Task.
Copy all the data exactly, except the pictures.

Records.

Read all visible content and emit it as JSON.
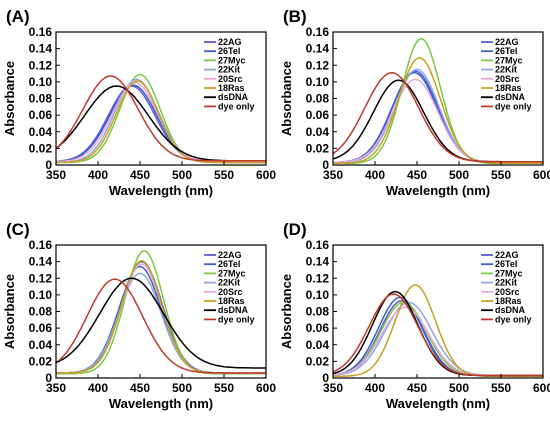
{
  "chart_data": [
    {
      "panel_label": "(A)",
      "type": "line",
      "xlabel": "Wavelength (nm)",
      "ylabel": "Absorbance",
      "xlim": [
        350,
        600
      ],
      "ylim": [
        0,
        0.16
      ],
      "xticks": [
        "350",
        "400",
        "450",
        "500",
        "550",
        "600"
      ],
      "yticks": [
        "0",
        "0.02",
        "0.04",
        "0.06",
        "0.08",
        "0.10",
        "0.12",
        "0.14",
        "0.16"
      ],
      "legend_position": "top-right",
      "series": [
        {
          "name": "22AG",
          "color": "#5b5bd6",
          "peak_x": 440,
          "peak_y": 0.091,
          "width": 28,
          "base_y": 0.004
        },
        {
          "name": "26Tel",
          "color": "#3a5fcd",
          "peak_x": 442,
          "peak_y": 0.092,
          "width": 28,
          "base_y": 0.004
        },
        {
          "name": "27Myc",
          "color": "#7ac943",
          "peak_x": 450,
          "peak_y": 0.106,
          "width": 24,
          "base_y": 0.003
        },
        {
          "name": "22Kit",
          "color": "#8fa8e0",
          "peak_x": 446,
          "peak_y": 0.1,
          "width": 26,
          "base_y": 0.003
        },
        {
          "name": "20Src",
          "color": "#e6a8d8",
          "peak_x": 444,
          "peak_y": 0.095,
          "width": 27,
          "base_y": 0.004
        },
        {
          "name": "18Ras",
          "color": "#c8a020",
          "peak_x": 447,
          "peak_y": 0.098,
          "width": 25,
          "base_y": 0.003
        },
        {
          "name": "dsDNA",
          "color": "#000000",
          "peak_x": 422,
          "peak_y": 0.09,
          "width": 38,
          "base_y": 0.005
        },
        {
          "name": "dye only",
          "color": "#c0392b",
          "peak_x": 415,
          "peak_y": 0.102,
          "width": 33,
          "base_y": 0.005
        }
      ]
    },
    {
      "panel_label": "(B)",
      "type": "line",
      "xlabel": "Wavelength (nm)",
      "ylabel": "Absorbance",
      "xlim": [
        350,
        600
      ],
      "ylim": [
        0,
        0.16
      ],
      "xticks": [
        "350",
        "400",
        "450",
        "500",
        "550",
        "600"
      ],
      "yticks": [
        "0",
        "0.02",
        "0.04",
        "0.06",
        "0.08",
        "0.10",
        "0.12",
        "0.14",
        "0.16"
      ],
      "legend_position": "top-right",
      "series": [
        {
          "name": "22AG",
          "color": "#5b5bd6",
          "peak_x": 448,
          "peak_y": 0.11,
          "width": 27,
          "base_y": 0.003
        },
        {
          "name": "26Tel",
          "color": "#3a5fcd",
          "peak_x": 447,
          "peak_y": 0.108,
          "width": 27,
          "base_y": 0.003
        },
        {
          "name": "27Myc",
          "color": "#7ac943",
          "peak_x": 455,
          "peak_y": 0.15,
          "width": 23,
          "base_y": 0.002
        },
        {
          "name": "22Kit",
          "color": "#8fa8e0",
          "peak_x": 450,
          "peak_y": 0.112,
          "width": 26,
          "base_y": 0.003
        },
        {
          "name": "20Src",
          "color": "#e6a8d8",
          "peak_x": 448,
          "peak_y": 0.1,
          "width": 27,
          "base_y": 0.003
        },
        {
          "name": "18Ras",
          "color": "#c8a020",
          "peak_x": 453,
          "peak_y": 0.127,
          "width": 25,
          "base_y": 0.002
        },
        {
          "name": "dsDNA",
          "color": "#000000",
          "peak_x": 428,
          "peak_y": 0.098,
          "width": 30,
          "base_y": 0.004
        },
        {
          "name": "dye only",
          "color": "#c0392b",
          "peak_x": 420,
          "peak_y": 0.107,
          "width": 32,
          "base_y": 0.004
        }
      ]
    },
    {
      "panel_label": "(C)",
      "type": "line",
      "xlabel": "Wavelength (nm)",
      "ylabel": "Absorbance",
      "xlim": [
        350,
        600
      ],
      "ylim": [
        0,
        0.16
      ],
      "xticks": [
        "350",
        "400",
        "450",
        "500",
        "550",
        "600"
      ],
      "yticks": [
        "0",
        "0.02",
        "0.04",
        "0.06",
        "0.08",
        "0.10",
        "0.12",
        "0.14",
        "0.16"
      ],
      "legend_position": "top-right",
      "series": [
        {
          "name": "22AG",
          "color": "#5b5bd6",
          "peak_x": 452,
          "peak_y": 0.134,
          "width": 25,
          "base_y": 0.006
        },
        {
          "name": "26Tel",
          "color": "#3a5fcd",
          "peak_x": 450,
          "peak_y": 0.128,
          "width": 25,
          "base_y": 0.006
        },
        {
          "name": "27Myc",
          "color": "#7ac943",
          "peak_x": 455,
          "peak_y": 0.148,
          "width": 23,
          "base_y": 0.005
        },
        {
          "name": "22Kit",
          "color": "#8fa8e0",
          "peak_x": 450,
          "peak_y": 0.12,
          "width": 25,
          "base_y": 0.006
        },
        {
          "name": "20Src",
          "color": "#e6a8d8",
          "peak_x": 452,
          "peak_y": 0.131,
          "width": 24,
          "base_y": 0.006
        },
        {
          "name": "18Ras",
          "color": "#c8a020",
          "peak_x": 452,
          "peak_y": 0.135,
          "width": 24,
          "base_y": 0.006
        },
        {
          "name": "dsDNA",
          "color": "#000000",
          "peak_x": 440,
          "peak_y": 0.108,
          "width": 38,
          "base_y": 0.012
        },
        {
          "name": "dye only",
          "color": "#c0392b",
          "peak_x": 420,
          "peak_y": 0.113,
          "width": 33,
          "base_y": 0.006
        }
      ]
    },
    {
      "panel_label": "(D)",
      "type": "line",
      "xlabel": "Wavelength (nm)",
      "ylabel": "Absorbance",
      "xlim": [
        350,
        600
      ],
      "ylim": [
        0,
        0.16
      ],
      "xticks": [
        "350",
        "400",
        "450",
        "500",
        "550",
        "600"
      ],
      "yticks": [
        "0",
        "0.02",
        "0.04",
        "0.06",
        "0.08",
        "0.10",
        "0.12",
        "0.14",
        "0.16"
      ],
      "legend_position": "top-right",
      "series": [
        {
          "name": "22AG",
          "color": "#5b5bd6",
          "peak_x": 432,
          "peak_y": 0.09,
          "width": 26,
          "base_y": 0.003
        },
        {
          "name": "26Tel",
          "color": "#3a5fcd",
          "peak_x": 430,
          "peak_y": 0.094,
          "width": 26,
          "base_y": 0.003
        },
        {
          "name": "27Myc",
          "color": "#7ac943",
          "peak_x": 434,
          "peak_y": 0.088,
          "width": 27,
          "base_y": 0.003
        },
        {
          "name": "22Kit",
          "color": "#8fa8e0",
          "peak_x": 440,
          "peak_y": 0.088,
          "width": 28,
          "base_y": 0.003
        },
        {
          "name": "20Src",
          "color": "#e6a8d8",
          "peak_x": 436,
          "peak_y": 0.082,
          "width": 28,
          "base_y": 0.003
        },
        {
          "name": "18Ras",
          "color": "#c8a020",
          "peak_x": 448,
          "peak_y": 0.11,
          "width": 24,
          "base_y": 0.002
        },
        {
          "name": "dsDNA",
          "color": "#000000",
          "peak_x": 424,
          "peak_y": 0.101,
          "width": 27,
          "base_y": 0.003
        },
        {
          "name": "dye only",
          "color": "#c0392b",
          "peak_x": 422,
          "peak_y": 0.098,
          "width": 29,
          "base_y": 0.003
        }
      ]
    }
  ]
}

Correct response.
Read all visible content and emit it as JSON.
{
  "chart_data": [
    {
      "panel_label": "(A)",
      "type": "line",
      "xlabel": "Wavelength (nm)",
      "ylabel": "Absorbance",
      "xlim": [
        350,
        600
      ],
      "ylim": [
        0,
        0.16
      ],
      "xticks": [
        "350",
        "400",
        "450",
        "500",
        "550",
        "600"
      ],
      "yticks": [
        "0",
        "0.02",
        "0.04",
        "0.06",
        "0.08",
        "0.10",
        "0.12",
        "0.14",
        "0.16"
      ],
      "legend_position": "top-right",
      "series": [
        {
          "name": "22AG",
          "color": "#5b5bd6",
          "peak_x": 440,
          "peak_y": 0.091,
          "width": 28,
          "base_y": 0.004
        },
        {
          "name": "26Tel",
          "color": "#3a5fcd",
          "peak_x": 442,
          "peak_y": 0.092,
          "width": 28,
          "base_y": 0.004
        },
        {
          "name": "27Myc",
          "color": "#7ac943",
          "peak_x": 450,
          "peak_y": 0.106,
          "width": 24,
          "base_y": 0.003
        },
        {
          "name": "22Kit",
          "color": "#8fa8e0",
          "peak_x": 446,
          "peak_y": 0.1,
          "width": 26,
          "base_y": 0.003
        },
        {
          "name": "20Src",
          "color": "#e6a8d8",
          "peak_x": 444,
          "peak_y": 0.095,
          "width": 27,
          "base_y": 0.004
        },
        {
          "name": "18Ras",
          "color": "#c8a020",
          "peak_x": 447,
          "peak_y": 0.098,
          "width": 25,
          "base_y": 0.003
        },
        {
          "name": "dsDNA",
          "color": "#000000",
          "peak_x": 422,
          "peak_y": 0.09,
          "width": 38,
          "base_y": 0.005
        },
        {
          "name": "dye only",
          "color": "#c0392b",
          "peak_x": 415,
          "peak_y": 0.102,
          "width": 33,
          "base_y": 0.005
        }
      ]
    },
    {
      "panel_label": "(B)",
      "type": "line",
      "xlabel": "Wavelength (nm)",
      "ylabel": "Absorbance",
      "xlim": [
        350,
        600
      ],
      "ylim": [
        0,
        0.16
      ],
      "xticks": [
        "350",
        "400",
        "450",
        "500",
        "550",
        "600"
      ],
      "yticks": [
        "0",
        "0.02",
        "0.04",
        "0.06",
        "0.08",
        "0.10",
        "0.12",
        "0.14",
        "0.16"
      ],
      "legend_position": "top-right",
      "series": [
        {
          "name": "22AG",
          "color": "#5b5bd6",
          "peak_x": 448,
          "peak_y": 0.11,
          "width": 27,
          "base_y": 0.003
        },
        {
          "name": "26Tel",
          "color": "#3a5fcd",
          "peak_x": 447,
          "peak_y": 0.108,
          "width": 27,
          "base_y": 0.003
        },
        {
          "name": "27Myc",
          "color": "#7ac943",
          "peak_x": 455,
          "peak_y": 0.15,
          "width": 23,
          "base_y": 0.002
        },
        {
          "name": "22Kit",
          "color": "#8fa8e0",
          "peak_x": 450,
          "peak_y": 0.112,
          "width": 26,
          "base_y": 0.003
        },
        {
          "name": "20Src",
          "color": "#e6a8d8",
          "peak_x": 448,
          "peak_y": 0.1,
          "width": 27,
          "base_y": 0.003
        },
        {
          "name": "18Ras",
          "color": "#c8a020",
          "peak_x": 453,
          "peak_y": 0.127,
          "width": 25,
          "base_y": 0.002
        },
        {
          "name": "dsDNA",
          "color": "#000000",
          "peak_x": 428,
          "peak_y": 0.098,
          "width": 30,
          "base_y": 0.004
        },
        {
          "name": "dye only",
          "color": "#c0392b",
          "peak_x": 420,
          "peak_y": 0.107,
          "width": 32,
          "base_y": 0.004
        }
      ]
    },
    {
      "panel_label": "(C)",
      "type": "line",
      "xlabel": "Wavelength (nm)",
      "ylabel": "Absorbance",
      "xlim": [
        350,
        600
      ],
      "ylim": [
        0,
        0.16
      ],
      "xticks": [
        "350",
        "400",
        "450",
        "500",
        "550",
        "600"
      ],
      "yticks": [
        "0",
        "0.02",
        "0.04",
        "0.06",
        "0.08",
        "0.10",
        "0.12",
        "0.14",
        "0.16"
      ],
      "legend_position": "top-right",
      "series": [
        {
          "name": "22AG",
          "color": "#5b5bd6",
          "peak_x": 452,
          "peak_y": 0.134,
          "width": 25,
          "base_y": 0.006
        },
        {
          "name": "26Tel",
          "color": "#3a5fcd",
          "peak_x": 450,
          "peak_y": 0.128,
          "width": 25,
          "base_y": 0.006
        },
        {
          "name": "27Myc",
          "color": "#7ac943",
          "peak_x": 455,
          "peak_y": 0.148,
          "width": 23,
          "base_y": 0.005
        },
        {
          "name": "22Kit",
          "color": "#8fa8e0",
          "peak_x": 450,
          "peak_y": 0.12,
          "width": 25,
          "base_y": 0.006
        },
        {
          "name": "20Src",
          "color": "#e6a8d8",
          "peak_x": 452,
          "peak_y": 0.131,
          "width": 24,
          "base_y": 0.006
        },
        {
          "name": "18Ras",
          "color": "#c8a020",
          "peak_x": 452,
          "peak_y": 0.135,
          "width": 24,
          "base_y": 0.006
        },
        {
          "name": "dsDNA",
          "color": "#000000",
          "peak_x": 440,
          "peak_y": 0.108,
          "width": 38,
          "base_y": 0.012
        },
        {
          "name": "dye only",
          "color": "#c0392b",
          "peak_x": 420,
          "peak_y": 0.113,
          "width": 33,
          "base_y": 0.006
        }
      ]
    },
    {
      "panel_label": "(D)",
      "type": "line",
      "xlabel": "Wavelength (nm)",
      "ylabel": "Absorbance",
      "xlim": [
        350,
        600
      ],
      "ylim": [
        0,
        0.16
      ],
      "xticks": [
        "350",
        "400",
        "450",
        "500",
        "550",
        "600"
      ],
      "yticks": [
        "0",
        "0.02",
        "0.04",
        "0.06",
        "0.08",
        "0.10",
        "0.12",
        "0.14",
        "0.16"
      ],
      "legend_position": "top-right",
      "series": [
        {
          "name": "22AG",
          "color": "#5b5bd6",
          "peak_x": 432,
          "peak_y": 0.09,
          "width": 26,
          "base_y": 0.003
        },
        {
          "name": "26Tel",
          "color": "#3a5fcd",
          "peak_x": 430,
          "peak_y": 0.094,
          "width": 26,
          "base_y": 0.003
        },
        {
          "name": "27Myc",
          "color": "#7ac943",
          "peak_x": 434,
          "peak_y": 0.088,
          "width": 27,
          "base_y": 0.003
        },
        {
          "name": "22Kit",
          "color": "#8fa8e0",
          "peak_x": 440,
          "peak_y": 0.088,
          "width": 28,
          "base_y": 0.003
        },
        {
          "name": "20Src",
          "color": "#e6a8d8",
          "peak_x": 436,
          "peak_y": 0.082,
          "width": 28,
          "base_y": 0.003
        },
        {
          "name": "18Ras",
          "color": "#c8a020",
          "peak_x": 448,
          "peak_y": 0.11,
          "width": 24,
          "base_y": 0.002
        },
        {
          "name": "dsDNA",
          "color": "#000000",
          "peak_x": 424,
          "peak_y": 0.101,
          "width": 27,
          "base_y": 0.003
        },
        {
          "name": "dye only",
          "color": "#c0392b",
          "peak_x": 422,
          "peak_y": 0.098,
          "width": 29,
          "base_y": 0.003
        }
      ]
    }
  ]
}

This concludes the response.